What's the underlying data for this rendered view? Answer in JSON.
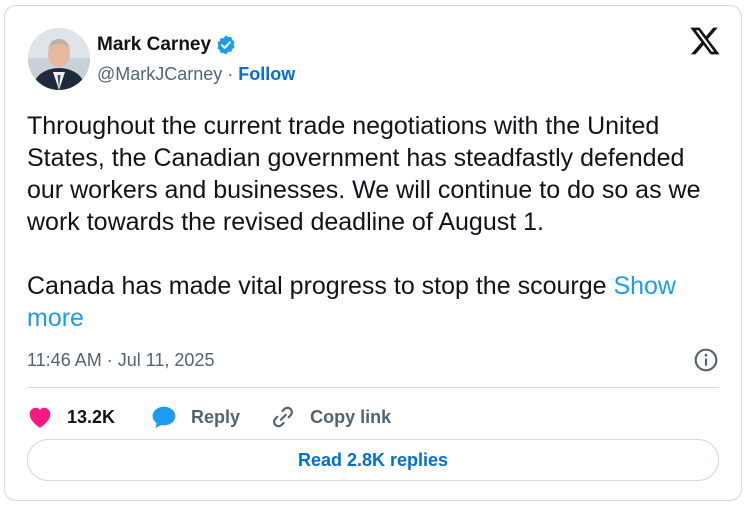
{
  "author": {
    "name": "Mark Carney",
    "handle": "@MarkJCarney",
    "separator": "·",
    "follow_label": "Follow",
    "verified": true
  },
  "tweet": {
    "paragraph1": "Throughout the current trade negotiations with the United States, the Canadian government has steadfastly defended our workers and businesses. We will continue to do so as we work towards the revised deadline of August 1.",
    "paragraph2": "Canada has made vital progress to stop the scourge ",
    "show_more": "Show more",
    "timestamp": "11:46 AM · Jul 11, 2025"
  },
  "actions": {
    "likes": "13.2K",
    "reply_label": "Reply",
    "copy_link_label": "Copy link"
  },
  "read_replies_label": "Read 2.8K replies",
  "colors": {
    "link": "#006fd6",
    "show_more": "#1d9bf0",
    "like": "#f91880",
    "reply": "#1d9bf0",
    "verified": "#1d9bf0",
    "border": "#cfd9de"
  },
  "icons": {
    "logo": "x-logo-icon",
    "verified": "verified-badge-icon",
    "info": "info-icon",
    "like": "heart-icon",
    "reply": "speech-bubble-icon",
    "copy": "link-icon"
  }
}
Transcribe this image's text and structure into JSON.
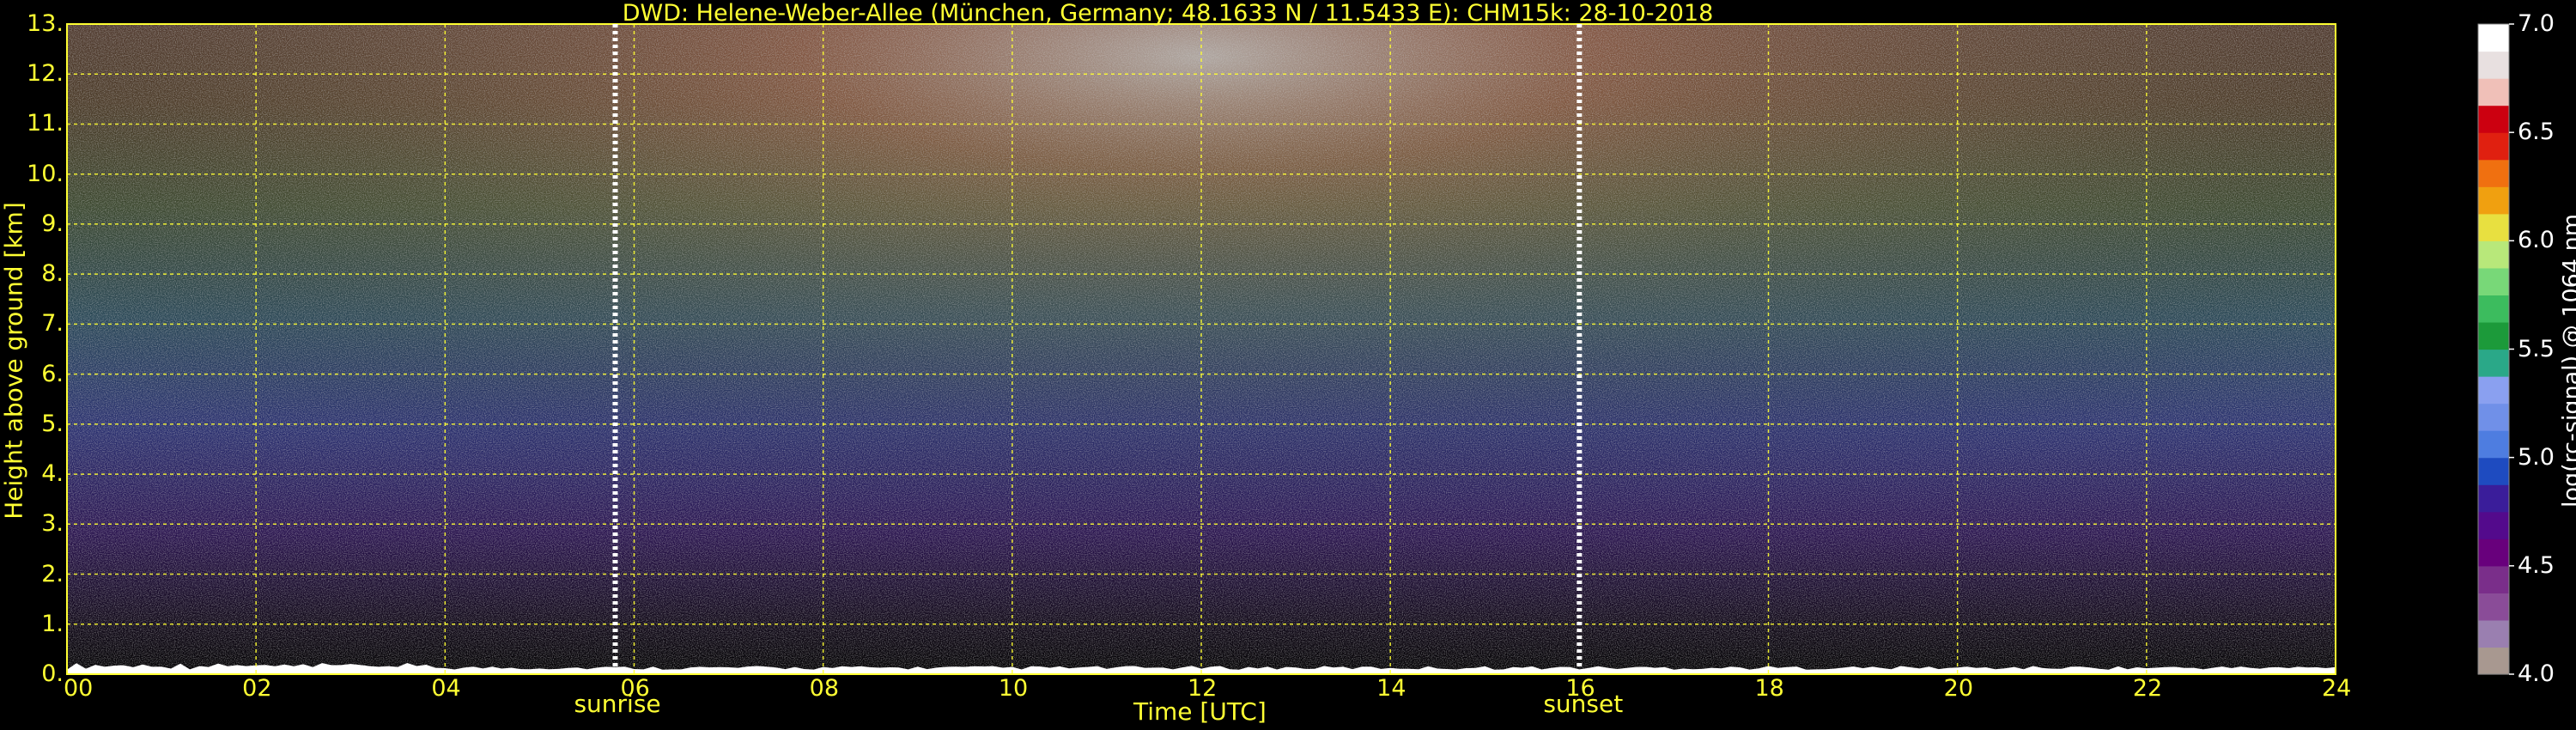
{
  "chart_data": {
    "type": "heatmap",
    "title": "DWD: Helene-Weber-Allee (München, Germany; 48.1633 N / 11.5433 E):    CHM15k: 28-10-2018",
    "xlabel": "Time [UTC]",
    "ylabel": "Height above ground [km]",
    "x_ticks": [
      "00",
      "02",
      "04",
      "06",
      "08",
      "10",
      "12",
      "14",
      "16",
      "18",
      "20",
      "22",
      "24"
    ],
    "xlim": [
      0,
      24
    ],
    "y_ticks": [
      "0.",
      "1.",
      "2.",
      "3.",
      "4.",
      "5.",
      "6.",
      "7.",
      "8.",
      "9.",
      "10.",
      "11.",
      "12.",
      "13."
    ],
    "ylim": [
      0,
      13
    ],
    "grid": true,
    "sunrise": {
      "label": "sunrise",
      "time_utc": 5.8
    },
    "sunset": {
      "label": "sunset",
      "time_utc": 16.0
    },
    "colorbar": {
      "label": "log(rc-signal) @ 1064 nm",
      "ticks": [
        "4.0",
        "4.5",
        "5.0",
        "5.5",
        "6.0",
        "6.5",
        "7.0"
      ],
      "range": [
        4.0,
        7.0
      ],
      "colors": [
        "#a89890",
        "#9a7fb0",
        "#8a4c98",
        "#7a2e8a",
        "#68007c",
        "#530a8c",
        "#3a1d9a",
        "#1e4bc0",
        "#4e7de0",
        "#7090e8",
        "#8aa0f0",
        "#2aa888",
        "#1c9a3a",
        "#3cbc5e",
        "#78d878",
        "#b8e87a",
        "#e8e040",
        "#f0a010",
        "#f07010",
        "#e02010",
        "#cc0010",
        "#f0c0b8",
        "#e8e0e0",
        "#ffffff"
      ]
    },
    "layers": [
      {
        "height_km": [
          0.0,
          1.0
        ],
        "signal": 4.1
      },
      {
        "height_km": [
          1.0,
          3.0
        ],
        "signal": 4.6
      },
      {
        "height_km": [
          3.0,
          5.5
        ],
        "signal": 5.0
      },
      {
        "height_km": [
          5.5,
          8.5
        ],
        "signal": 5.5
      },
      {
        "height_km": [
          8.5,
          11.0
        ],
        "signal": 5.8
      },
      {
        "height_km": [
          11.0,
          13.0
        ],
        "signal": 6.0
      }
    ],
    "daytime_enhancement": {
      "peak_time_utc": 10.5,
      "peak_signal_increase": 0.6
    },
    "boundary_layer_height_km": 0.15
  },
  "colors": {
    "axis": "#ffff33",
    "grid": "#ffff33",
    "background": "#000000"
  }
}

========

What to produce: Print all of the entries word for word. Omit the pictures they contain.

Complete output:
What's the underlying data for this rendered view? Answer in JSON.
{
  "author": {
    "name": "Mark Carney",
    "handle": "@MarkJCarney",
    "separator": "·",
    "follow_label": "Follow",
    "verified": true
  },
  "tweet": {
    "paragraph1": "Throughout the current trade negotiations with the United States, the Canadian government has steadfastly defended our workers and businesses. We will continue to do so as we work towards the revised deadline of August 1.",
    "paragraph2": "Canada has made vital progress to stop the scourge ",
    "show_more": "Show more",
    "timestamp": "11:46 AM · Jul 11, 2025"
  },
  "actions": {
    "likes": "13.2K",
    "reply_label": "Reply",
    "copy_link_label": "Copy link"
  },
  "read_replies_label": "Read 2.8K replies",
  "colors": {
    "link": "#006fd6",
    "show_more": "#1d9bf0",
    "like": "#f91880",
    "reply": "#1d9bf0",
    "verified": "#1d9bf0",
    "border": "#cfd9de"
  },
  "icons": {
    "logo": "x-logo-icon",
    "verified": "verified-badge-icon",
    "info": "info-icon",
    "like": "heart-icon",
    "reply": "speech-bubble-icon",
    "copy": "link-icon"
  }
}
Transcribe this image's text and structure into JSON.
{
  "chart_data": {
    "type": "heatmap",
    "title": "DWD: Helene-Weber-Allee (München, Germany; 48.1633 N / 11.5433 E):    CHM15k: 28-10-2018",
    "xlabel": "Time [UTC]",
    "ylabel": "Height above ground [km]",
    "x_ticks": [
      "00",
      "02",
      "04",
      "06",
      "08",
      "10",
      "12",
      "14",
      "16",
      "18",
      "20",
      "22",
      "24"
    ],
    "xlim": [
      0,
      24
    ],
    "y_ticks": [
      "0.",
      "1.",
      "2.",
      "3.",
      "4.",
      "5.",
      "6.",
      "7.",
      "8.",
      "9.",
      "10.",
      "11.",
      "12.",
      "13."
    ],
    "ylim": [
      0,
      13
    ],
    "grid": true,
    "sunrise": {
      "label": "sunrise",
      "time_utc": 5.8
    },
    "sunset": {
      "label": "sunset",
      "time_utc": 16.0
    },
    "colorbar": {
      "label": "log(rc-signal) @ 1064 nm",
      "ticks": [
        "4.0",
        "4.5",
        "5.0",
        "5.5",
        "6.0",
        "6.5",
        "7.0"
      ],
      "range": [
        4.0,
        7.0
      ],
      "colors": [
        "#a89890",
        "#9a7fb0",
        "#8a4c98",
        "#7a2e8a",
        "#68007c",
        "#530a8c",
        "#3a1d9a",
        "#1e4bc0",
        "#4e7de0",
        "#7090e8",
        "#8aa0f0",
        "#2aa888",
        "#1c9a3a",
        "#3cbc5e",
        "#78d878",
        "#b8e87a",
        "#e8e040",
        "#f0a010",
        "#f07010",
        "#e02010",
        "#cc0010",
        "#f0c0b8",
        "#e8e0e0",
        "#ffffff"
      ]
    },
    "layers": [
      {
        "height_km": [
          0.0,
          1.0
        ],
        "signal": 4.1
      },
      {
        "height_km": [
          1.0,
          3.0
        ],
        "signal": 4.6
      },
      {
        "height_km": [
          3.0,
          5.5
        ],
        "signal": 5.0
      },
      {
        "height_km": [
          5.5,
          8.5
        ],
        "signal": 5.5
      },
      {
        "height_km": [
          8.5,
          11.0
        ],
        "signal": 5.8
      },
      {
        "height_km": [
          11.0,
          13.0
        ],
        "signal": 6.0
      }
    ],
    "daytime_enhancement": {
      "peak_time_utc": 10.5,
      "peak_signal_increase": 0.6
    },
    "boundary_layer_height_km": 0.15
  },
  "colors": {
    "axis": "#ffff33",
    "grid": "#ffff33",
    "background": "#000000"
  }
}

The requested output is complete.